WHAT THE EXERCISE ASKS:
Set down every record once more, exactly as given.

DATA PROVIDED:
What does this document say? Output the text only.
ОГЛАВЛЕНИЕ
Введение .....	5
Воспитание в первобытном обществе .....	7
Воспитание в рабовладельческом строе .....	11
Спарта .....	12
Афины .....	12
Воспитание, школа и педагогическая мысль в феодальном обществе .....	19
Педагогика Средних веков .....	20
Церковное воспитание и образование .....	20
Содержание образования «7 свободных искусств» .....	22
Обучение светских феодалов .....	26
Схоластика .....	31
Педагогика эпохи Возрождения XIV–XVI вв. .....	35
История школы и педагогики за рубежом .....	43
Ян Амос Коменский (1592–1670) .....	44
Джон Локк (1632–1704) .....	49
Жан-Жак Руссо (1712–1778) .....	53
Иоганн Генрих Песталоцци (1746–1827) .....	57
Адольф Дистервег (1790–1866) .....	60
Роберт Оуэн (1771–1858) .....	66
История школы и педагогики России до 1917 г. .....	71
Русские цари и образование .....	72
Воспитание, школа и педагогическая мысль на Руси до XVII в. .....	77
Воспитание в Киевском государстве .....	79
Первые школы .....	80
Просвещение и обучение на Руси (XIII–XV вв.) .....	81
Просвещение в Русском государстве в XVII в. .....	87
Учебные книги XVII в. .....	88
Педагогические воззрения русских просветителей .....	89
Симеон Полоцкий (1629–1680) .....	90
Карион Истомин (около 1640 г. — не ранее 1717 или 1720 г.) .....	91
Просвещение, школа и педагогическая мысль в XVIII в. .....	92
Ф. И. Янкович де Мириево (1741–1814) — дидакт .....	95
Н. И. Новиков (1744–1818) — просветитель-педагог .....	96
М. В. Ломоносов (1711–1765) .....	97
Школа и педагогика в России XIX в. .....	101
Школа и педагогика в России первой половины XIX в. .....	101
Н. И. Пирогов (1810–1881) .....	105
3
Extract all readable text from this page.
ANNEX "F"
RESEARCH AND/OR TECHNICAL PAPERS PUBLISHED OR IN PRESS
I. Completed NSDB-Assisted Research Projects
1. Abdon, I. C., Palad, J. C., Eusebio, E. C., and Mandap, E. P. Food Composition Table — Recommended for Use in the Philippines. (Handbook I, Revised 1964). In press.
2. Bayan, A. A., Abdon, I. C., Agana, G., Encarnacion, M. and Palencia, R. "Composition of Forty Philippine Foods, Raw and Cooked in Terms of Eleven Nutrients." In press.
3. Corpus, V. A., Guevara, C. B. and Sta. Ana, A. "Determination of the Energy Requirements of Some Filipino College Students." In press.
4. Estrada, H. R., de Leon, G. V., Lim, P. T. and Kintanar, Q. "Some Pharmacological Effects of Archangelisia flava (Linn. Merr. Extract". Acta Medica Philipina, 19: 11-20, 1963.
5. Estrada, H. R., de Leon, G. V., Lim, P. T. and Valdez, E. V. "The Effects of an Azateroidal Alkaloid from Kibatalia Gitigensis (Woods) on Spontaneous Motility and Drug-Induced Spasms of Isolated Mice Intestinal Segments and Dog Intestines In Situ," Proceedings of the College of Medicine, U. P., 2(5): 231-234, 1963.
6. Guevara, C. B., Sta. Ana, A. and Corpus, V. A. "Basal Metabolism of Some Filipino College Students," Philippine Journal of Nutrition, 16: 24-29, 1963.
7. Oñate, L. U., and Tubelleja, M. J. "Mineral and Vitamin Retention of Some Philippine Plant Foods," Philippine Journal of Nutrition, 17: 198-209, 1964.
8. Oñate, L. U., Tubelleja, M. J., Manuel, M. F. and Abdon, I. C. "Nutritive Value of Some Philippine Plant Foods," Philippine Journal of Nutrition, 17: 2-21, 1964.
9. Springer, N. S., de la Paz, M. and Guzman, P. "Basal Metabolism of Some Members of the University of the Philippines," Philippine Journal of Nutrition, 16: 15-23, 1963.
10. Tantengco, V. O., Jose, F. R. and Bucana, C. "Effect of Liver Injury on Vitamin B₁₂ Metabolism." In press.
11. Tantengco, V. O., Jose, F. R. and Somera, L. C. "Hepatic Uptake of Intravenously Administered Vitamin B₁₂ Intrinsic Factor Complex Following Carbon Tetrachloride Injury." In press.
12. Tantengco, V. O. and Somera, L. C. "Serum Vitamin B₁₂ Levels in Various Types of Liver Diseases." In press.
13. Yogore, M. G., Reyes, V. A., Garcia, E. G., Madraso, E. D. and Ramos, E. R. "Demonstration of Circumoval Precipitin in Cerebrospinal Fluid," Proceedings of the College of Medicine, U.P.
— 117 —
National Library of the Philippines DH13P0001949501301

TASK RESPONSE:
What does this document say? Output the text only.
ОГЛАВЛЕНИЕ
Введение .....	5
Воспитание в первобытном обществе .....	7
Воспитание в рабовладельческом строе .....	11
Спарта .....	12
Афины .....	12
Воспитание, школа и педагогическая мысль в феодальном обществе .....	19
Педагогика Средних веков .....	20
Церковное воспитание и образование .....	20
Содержание образования «7 свободных искусств» .....	22
Обучение светских феодалов .....	26
Схоластика .....	31
Педагогика эпохи Возрождения XIV–XVI вв. .....	35
История школы и педагогики за рубежом .....	43
Ян Амос Коменский (1592–1670) .....	44
Джон Локк (1632–1704) .....	49
Жан-Жак Руссо (1712–1778) .....	53
Иоганн Генрих Песталоцци (1746–1827) .....	57
Адольф Дистервег (1790–1866) .....	60
Роберт Оуэн (1771–1858) .....	66
История школы и педагогики России до 1917 г. .....	71
Русские цари и образование .....	72
Воспитание, школа и педагогическая мысль на Руси до XVII в. .....	77
Воспитание в Киевском государстве .....	79
Первые школы .....	80
Просвещение и обучение на Руси (XIII–XV вв.) .....	81
Просвещение в Русском государстве в XVII в. .....	87
Учебные книги XVII в. .....	88
Педагогические воззрения русских просветителей .....	89
Симеон Полоцкий (1629–1680) .....	90
Карион Истомин (около 1640 г. — не ранее 1717 или 1720 г.) .....	91
Просвещение, школа и педагогическая мысль в XVIII в. .....	92
Ф. И. Янкович де Мириево (1741–1814) — дидакт .....	95
Н. И. Новиков (1744–1818) — просветитель-педагог .....	96
М. В. Ломоносов (1711–1765) .....	97
Школа и педагогика в России XIX в. .....	101
Школа и педагогика в России первой половины XIX в. .....	101
Н. И. Пирогов (1810–1881) .....	105
3
Extract all readable text from this page.
ANNEX "F"
RESEARCH AND/OR TECHNICAL PAPERS PUBLISHED OR IN PRESS
I. Completed NSDB-Assisted Research Projects
1. Abdon, I. C., Palad, J. C., Eusebio, E. C., and Mandap, E. P. Food Composition Table — Recommended for Use in the Philippines. (Handbook I, Revised 1964). In press.
2. Bayan, A. A., Abdon, I. C., Agana, G., Encarnacion, M. and Palencia, R. "Composition of Forty Philippine Foods, Raw and Cooked in Terms of Eleven Nutrients." In press.
3. Corpus, V. A., Guevara, C. B. and Sta. Ana, A. "Determination of the Energy Requirements of Some Filipino College Students." In press.
4. Estrada, H. R., de Leon, G. V., Lim, P. T. and Kintanar, Q. "Some Pharmacological Effects of Archangelisia flava (Linn. Merr. Extract". Acta Medica Philipina, 19: 11-20, 1963.
5. Estrada, H. R., de Leon, G. V., Lim, P. T. and Valdez, E. V. "The Effects of an Azateroidal Alkaloid from Kibatalia Gitigensis (Woods) on Spontaneous Motility and Drug-Induced Spasms of Isolated Mice Intestinal Segments and Dog Intestines In Situ," Proceedings of the College of Medicine, U. P., 2(5): 231-234, 1963.
6. Guevara, C. B., Sta. Ana, A. and Corpus, V. A. "Basal Metabolism of Some Filipino College Students," Philippine Journal of Nutrition, 16: 24-29, 1963.
7. Oñate, L. U., and Tubelleja, M. J. "Mineral and Vitamin Retention of Some Philippine Plant Foods," Philippine Journal of Nutrition, 17: 198-209, 1964.
8. Oñate, L. U., Tubelleja, M. J., Manuel, M. F. and Abdon, I. C. "Nutritive Value of Some Philippine Plant Foods," Philippine Journal of Nutrition, 17: 2-21, 1964.
9. Springer, N. S., de la Paz, M. and Guzman, P. "Basal Metabolism of Some Members of the University of the Philippines," Philippine Journal of Nutrition, 16: 15-23, 1963.
10. Tantengco, V. O., Jose, F. R. and Bucana, C. "Effect of Liver Injury on Vitamin B₁₂ Metabolism." In press.
11. Tantengco, V. O., Jose, F. R. and Somera, L. C. "Hepatic Uptake of Intravenously Administered Vitamin B₁₂ Intrinsic Factor Complex Following Carbon Tetrachloride Injury." In press.
12. Tantengco, V. O. and Somera, L. C. "Serum Vitamin B₁₂ Levels in Various Types of Liver Diseases." In press.
13. Yogore, M. G., Reyes, V. A., Garcia, E. G., Madraso, E. D. and Ramos, E. R. "Demonstration of Circumoval Precipitin in Cerebrospinal Fluid," Proceedings of the College of Medicine, U.P.
— 117 —
National Library of the Philippines DH13P0001949501301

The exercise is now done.